____ Material provided

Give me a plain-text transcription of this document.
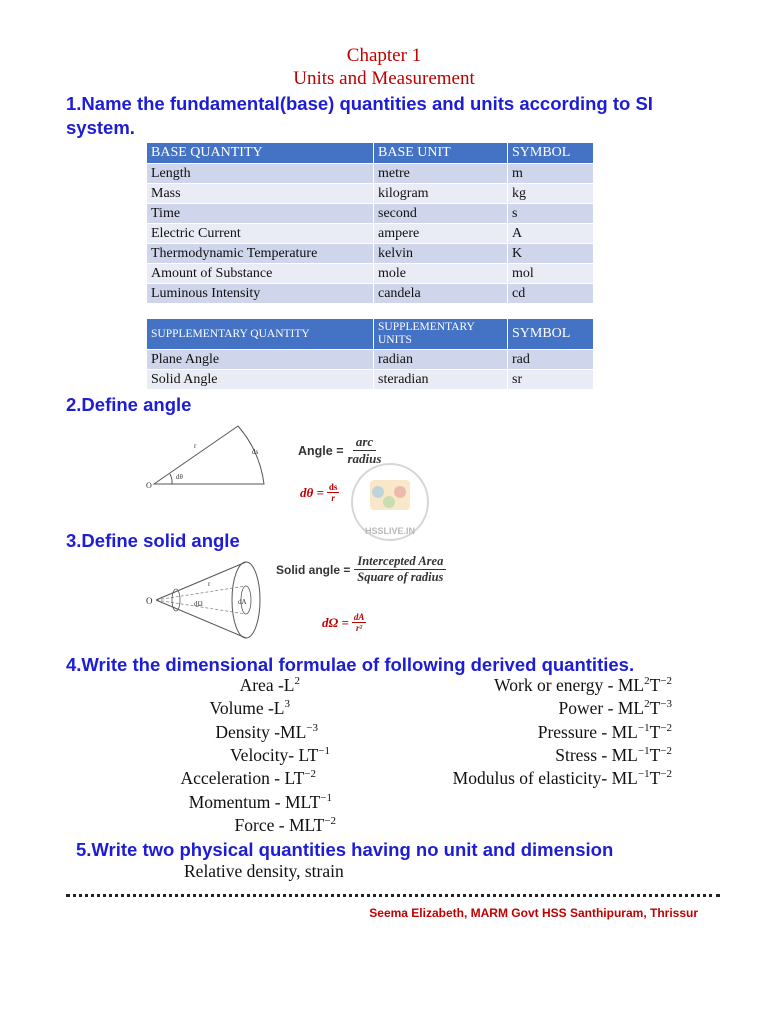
Chapter 1
Units and Measurement
1.Name the fundamental(base) quantities and units according to SI system.
BASE QUANTITY	BASE UNIT	SYMBOL
Length	metre	m
Mass	kilogram	kg
Time	second	s
Electric Current	ampere	A
Thermodynamic Temperature	kelvin	K
Amount of Substance	mole	mol
Luminous Intensity	candela	cd
SUPPLEMENTARY QUANTITY	SUPPLEMENTARY UNITS	SYMBOL
Plane Angle	radian	rad
Solid Angle	steradian	sr
2.Define angle
O
r
ds
dθ
Angle =
arc
radius
$d\theta = \frac{ds}{r}$
HSSLIVE.IN
3.Define solid angle
O
r
dA
dΩ
Solid angle =
Intercepted Area
Square of radius
$d\Omega = \frac{dA}{\text{r²}}$
4.Write the dimensional formulae of following derived quantities.
Area $-L^2$
Volume $-L^3$
Density $-ML^{-3}$
Velocity- $LT^{-1}$
Acceleration - $LT^{-2}$
Momentum - $MLT^{-1}$
Force - $MLT^{-2}$
Work or energy - $ML^2T^{-2}$
Power - $ML^2T^{-3}$
Pressure - $ML^{-1}T^{-2}$
Stress - $ML^{-1}T^{-2}$
Modulus of elasticity- $ML^{-1}T^{-2}$
5.Write two physical quantities having no unit and dimension
Relative density, strain
Seema Elizabeth, MARM Govt HSS Santhipuram, Thrissur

________

### Objective
Pull every line containing "QUANTITY" out of the data above.

### Task answer
BASE QUANTITY	BASE UNIT	SYMBOL
SUPPLEMENTARY QUANTITY	SUPPLEMENTARY UNITS	SYMBOL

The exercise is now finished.